▶ [Given task]:
Find how many lines in the material hold the word "message", then state that number and nothing more.

▶ [Information supplied]:
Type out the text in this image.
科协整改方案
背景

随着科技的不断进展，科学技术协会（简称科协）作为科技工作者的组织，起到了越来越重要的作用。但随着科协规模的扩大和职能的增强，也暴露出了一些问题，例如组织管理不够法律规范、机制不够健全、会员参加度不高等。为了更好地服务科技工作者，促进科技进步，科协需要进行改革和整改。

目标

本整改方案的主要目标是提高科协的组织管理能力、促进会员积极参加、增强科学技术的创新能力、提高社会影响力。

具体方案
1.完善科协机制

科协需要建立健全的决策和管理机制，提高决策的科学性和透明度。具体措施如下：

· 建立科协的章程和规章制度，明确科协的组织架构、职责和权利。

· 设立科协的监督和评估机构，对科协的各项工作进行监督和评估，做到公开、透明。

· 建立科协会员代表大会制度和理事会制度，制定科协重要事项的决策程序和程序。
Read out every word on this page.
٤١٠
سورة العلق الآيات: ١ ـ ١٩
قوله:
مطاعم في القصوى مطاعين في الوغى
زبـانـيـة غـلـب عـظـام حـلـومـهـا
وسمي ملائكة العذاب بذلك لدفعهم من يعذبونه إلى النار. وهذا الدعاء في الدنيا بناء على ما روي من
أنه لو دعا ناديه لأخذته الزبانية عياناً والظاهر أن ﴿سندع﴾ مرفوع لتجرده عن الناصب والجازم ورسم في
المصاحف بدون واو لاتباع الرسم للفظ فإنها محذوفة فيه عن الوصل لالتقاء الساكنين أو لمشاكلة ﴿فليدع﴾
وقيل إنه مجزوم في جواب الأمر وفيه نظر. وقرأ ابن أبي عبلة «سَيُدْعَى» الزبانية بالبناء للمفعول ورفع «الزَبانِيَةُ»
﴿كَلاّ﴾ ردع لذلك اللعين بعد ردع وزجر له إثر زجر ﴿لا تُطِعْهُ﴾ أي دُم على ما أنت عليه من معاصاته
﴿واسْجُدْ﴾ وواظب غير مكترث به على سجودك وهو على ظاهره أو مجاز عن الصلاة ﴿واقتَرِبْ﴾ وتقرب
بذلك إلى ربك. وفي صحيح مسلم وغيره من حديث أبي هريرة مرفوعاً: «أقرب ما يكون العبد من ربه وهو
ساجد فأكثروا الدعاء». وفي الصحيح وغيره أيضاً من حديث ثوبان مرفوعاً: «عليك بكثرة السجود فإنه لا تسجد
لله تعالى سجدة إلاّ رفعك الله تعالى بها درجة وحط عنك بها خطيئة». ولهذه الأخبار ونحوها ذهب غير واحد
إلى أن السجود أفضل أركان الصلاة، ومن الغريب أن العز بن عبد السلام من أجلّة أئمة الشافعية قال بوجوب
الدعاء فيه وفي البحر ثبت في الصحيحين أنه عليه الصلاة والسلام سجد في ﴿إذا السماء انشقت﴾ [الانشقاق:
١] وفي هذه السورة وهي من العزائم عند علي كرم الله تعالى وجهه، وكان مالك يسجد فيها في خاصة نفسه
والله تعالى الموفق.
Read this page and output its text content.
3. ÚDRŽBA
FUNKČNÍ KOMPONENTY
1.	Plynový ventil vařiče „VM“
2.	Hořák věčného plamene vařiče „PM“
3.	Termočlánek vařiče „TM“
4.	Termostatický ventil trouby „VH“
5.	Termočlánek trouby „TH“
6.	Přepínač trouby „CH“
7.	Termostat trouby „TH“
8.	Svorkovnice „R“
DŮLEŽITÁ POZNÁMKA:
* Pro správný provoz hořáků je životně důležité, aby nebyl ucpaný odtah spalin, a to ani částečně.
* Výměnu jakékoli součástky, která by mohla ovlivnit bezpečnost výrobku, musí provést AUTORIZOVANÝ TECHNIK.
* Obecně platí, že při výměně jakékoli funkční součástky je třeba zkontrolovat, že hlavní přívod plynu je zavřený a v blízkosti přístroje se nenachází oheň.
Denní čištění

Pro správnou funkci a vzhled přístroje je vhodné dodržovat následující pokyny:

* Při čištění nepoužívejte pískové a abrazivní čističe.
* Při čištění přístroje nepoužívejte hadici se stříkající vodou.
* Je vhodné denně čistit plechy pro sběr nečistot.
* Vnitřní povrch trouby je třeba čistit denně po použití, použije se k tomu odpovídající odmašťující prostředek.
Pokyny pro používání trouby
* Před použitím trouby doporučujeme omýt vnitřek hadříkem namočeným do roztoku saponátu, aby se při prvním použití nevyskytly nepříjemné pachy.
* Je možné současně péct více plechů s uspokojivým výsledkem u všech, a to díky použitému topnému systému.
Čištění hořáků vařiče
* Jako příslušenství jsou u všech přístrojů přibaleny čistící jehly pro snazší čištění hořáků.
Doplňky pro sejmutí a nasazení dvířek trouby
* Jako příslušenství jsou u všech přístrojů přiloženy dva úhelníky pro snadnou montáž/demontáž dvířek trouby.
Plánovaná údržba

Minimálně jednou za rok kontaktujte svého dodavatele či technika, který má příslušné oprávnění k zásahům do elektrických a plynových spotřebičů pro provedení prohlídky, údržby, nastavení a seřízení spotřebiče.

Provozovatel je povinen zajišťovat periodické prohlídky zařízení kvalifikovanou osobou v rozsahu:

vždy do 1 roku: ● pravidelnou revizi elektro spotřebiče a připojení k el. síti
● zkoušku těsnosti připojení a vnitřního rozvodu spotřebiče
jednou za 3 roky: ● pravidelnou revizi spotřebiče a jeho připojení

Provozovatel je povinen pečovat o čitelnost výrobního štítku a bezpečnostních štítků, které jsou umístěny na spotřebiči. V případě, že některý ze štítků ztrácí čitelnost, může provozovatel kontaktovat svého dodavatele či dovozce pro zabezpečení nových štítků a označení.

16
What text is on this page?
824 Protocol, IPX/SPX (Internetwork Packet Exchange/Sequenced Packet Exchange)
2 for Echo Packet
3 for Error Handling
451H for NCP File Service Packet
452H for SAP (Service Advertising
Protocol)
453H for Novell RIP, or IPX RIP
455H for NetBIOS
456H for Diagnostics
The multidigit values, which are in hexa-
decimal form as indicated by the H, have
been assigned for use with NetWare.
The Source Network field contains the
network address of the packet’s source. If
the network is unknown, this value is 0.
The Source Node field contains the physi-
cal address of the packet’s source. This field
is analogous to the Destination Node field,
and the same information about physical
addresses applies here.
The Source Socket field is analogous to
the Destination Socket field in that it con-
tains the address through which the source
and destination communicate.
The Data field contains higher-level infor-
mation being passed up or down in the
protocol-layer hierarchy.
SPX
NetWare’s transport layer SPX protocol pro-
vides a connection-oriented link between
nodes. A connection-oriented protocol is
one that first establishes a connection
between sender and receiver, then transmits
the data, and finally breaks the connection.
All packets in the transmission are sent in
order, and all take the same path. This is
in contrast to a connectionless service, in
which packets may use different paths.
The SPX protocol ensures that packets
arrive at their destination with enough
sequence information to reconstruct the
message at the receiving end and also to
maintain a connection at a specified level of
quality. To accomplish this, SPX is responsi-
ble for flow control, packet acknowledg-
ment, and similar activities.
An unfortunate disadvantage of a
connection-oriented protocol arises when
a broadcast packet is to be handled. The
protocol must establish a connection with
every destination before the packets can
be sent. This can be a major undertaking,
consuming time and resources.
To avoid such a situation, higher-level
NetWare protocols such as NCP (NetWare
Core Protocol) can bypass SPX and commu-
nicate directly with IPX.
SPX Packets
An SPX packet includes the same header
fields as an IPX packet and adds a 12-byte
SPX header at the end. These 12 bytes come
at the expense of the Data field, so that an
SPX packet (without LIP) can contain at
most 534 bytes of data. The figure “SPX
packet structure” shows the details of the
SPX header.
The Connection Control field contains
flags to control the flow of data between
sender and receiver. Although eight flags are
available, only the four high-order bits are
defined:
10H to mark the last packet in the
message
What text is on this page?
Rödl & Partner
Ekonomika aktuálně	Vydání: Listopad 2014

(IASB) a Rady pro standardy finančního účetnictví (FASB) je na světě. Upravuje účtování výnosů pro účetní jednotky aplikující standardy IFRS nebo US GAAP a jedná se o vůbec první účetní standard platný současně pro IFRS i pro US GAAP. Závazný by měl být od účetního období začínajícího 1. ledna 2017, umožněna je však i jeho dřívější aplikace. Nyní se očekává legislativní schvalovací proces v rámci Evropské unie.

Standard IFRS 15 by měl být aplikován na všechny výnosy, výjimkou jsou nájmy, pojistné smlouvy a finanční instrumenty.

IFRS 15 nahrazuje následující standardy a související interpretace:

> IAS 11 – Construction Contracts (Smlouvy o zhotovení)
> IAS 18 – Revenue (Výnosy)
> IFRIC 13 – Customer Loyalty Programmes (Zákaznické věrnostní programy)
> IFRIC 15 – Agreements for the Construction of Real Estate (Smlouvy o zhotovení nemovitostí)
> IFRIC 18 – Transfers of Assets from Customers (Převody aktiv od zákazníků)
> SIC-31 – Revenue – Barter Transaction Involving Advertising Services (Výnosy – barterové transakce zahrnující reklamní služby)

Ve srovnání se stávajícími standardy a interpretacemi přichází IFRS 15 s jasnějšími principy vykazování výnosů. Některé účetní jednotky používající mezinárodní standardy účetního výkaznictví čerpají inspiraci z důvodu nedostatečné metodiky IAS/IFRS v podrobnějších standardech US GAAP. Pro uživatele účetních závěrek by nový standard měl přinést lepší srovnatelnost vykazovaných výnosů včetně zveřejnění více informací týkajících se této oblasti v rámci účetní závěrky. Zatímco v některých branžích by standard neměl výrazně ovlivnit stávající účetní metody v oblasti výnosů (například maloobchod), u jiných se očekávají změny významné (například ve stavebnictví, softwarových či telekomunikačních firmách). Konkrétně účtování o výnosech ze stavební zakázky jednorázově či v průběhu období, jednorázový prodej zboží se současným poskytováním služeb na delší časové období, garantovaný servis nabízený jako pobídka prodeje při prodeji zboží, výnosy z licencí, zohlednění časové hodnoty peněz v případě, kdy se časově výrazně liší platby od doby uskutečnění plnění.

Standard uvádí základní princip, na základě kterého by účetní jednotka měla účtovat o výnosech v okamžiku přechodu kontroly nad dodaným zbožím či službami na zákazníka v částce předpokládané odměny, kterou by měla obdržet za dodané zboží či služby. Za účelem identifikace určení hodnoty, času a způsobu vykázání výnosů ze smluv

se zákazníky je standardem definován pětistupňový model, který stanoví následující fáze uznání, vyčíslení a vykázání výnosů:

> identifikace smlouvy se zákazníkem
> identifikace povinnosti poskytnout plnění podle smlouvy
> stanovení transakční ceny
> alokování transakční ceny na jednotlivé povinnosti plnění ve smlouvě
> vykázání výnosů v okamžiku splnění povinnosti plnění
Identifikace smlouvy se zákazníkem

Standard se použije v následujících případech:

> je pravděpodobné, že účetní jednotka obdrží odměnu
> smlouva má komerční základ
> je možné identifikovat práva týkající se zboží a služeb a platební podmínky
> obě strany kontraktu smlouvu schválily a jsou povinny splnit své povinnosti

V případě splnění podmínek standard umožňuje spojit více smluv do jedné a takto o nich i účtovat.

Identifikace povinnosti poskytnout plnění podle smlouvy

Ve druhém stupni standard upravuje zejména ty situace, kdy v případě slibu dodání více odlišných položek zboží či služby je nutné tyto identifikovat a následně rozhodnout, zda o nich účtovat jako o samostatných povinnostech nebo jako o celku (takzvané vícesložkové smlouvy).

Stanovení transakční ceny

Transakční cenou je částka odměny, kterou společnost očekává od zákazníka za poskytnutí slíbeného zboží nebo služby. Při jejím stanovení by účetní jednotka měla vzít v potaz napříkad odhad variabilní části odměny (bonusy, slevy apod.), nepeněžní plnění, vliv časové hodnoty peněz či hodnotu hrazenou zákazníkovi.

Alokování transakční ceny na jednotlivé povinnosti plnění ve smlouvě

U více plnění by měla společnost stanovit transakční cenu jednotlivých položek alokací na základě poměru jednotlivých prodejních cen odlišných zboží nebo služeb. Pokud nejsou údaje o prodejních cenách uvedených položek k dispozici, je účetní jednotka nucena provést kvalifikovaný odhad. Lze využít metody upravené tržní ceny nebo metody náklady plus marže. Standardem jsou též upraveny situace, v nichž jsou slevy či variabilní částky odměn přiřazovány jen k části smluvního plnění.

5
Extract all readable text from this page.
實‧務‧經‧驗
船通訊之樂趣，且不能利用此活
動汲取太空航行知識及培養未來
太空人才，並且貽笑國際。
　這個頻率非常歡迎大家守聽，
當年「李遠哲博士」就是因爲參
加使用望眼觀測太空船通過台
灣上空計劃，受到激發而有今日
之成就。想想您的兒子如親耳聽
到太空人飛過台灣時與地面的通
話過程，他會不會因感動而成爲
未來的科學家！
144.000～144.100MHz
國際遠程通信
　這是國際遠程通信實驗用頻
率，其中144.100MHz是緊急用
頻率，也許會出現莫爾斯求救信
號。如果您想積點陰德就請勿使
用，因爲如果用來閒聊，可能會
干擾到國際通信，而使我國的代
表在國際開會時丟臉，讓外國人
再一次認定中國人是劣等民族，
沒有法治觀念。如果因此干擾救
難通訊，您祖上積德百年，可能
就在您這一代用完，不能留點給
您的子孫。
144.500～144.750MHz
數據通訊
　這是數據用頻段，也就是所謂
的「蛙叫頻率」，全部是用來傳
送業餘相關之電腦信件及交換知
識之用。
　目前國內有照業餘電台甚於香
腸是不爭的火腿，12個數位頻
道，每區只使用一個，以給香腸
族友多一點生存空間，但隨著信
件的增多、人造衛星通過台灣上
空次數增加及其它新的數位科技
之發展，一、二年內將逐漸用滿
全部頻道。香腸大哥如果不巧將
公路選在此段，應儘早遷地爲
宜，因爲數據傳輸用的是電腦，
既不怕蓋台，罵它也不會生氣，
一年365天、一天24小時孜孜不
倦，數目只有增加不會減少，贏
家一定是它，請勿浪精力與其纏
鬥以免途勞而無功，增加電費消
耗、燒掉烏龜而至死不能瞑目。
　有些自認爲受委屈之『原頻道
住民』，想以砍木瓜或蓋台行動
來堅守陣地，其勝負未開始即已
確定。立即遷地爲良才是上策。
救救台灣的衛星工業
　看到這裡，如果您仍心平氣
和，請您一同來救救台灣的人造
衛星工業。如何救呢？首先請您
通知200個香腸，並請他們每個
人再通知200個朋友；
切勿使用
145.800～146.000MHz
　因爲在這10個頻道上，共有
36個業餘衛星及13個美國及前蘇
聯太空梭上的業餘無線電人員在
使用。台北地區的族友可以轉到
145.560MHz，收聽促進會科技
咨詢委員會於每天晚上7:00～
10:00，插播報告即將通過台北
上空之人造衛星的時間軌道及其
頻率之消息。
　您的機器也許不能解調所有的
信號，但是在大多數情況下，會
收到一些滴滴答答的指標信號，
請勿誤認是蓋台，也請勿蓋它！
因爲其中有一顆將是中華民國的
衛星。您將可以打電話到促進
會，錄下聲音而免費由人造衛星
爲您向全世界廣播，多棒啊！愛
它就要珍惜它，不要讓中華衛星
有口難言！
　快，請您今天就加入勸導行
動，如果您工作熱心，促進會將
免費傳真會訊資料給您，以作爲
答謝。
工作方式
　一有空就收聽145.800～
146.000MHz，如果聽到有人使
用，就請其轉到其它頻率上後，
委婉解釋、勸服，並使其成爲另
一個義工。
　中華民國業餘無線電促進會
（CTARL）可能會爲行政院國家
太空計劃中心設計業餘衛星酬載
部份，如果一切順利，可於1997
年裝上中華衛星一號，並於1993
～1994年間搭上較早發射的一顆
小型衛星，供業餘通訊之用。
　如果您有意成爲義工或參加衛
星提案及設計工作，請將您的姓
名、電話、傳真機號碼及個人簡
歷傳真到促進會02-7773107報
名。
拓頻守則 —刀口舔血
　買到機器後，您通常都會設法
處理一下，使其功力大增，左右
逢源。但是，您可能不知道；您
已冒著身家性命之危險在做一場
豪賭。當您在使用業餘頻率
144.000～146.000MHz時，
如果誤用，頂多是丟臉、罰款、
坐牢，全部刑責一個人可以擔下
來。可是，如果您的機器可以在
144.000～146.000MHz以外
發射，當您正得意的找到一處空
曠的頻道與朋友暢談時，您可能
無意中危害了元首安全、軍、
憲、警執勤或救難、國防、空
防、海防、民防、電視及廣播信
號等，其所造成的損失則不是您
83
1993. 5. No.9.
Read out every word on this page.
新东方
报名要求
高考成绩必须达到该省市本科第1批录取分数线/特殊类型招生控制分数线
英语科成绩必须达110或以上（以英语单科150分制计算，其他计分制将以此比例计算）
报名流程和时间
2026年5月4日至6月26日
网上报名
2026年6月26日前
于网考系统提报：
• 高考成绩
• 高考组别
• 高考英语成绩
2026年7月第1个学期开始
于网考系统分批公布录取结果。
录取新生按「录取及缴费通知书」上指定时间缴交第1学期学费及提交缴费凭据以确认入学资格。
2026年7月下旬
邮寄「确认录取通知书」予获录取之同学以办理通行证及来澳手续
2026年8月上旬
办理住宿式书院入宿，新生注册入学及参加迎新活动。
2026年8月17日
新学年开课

▶ [The output]:
2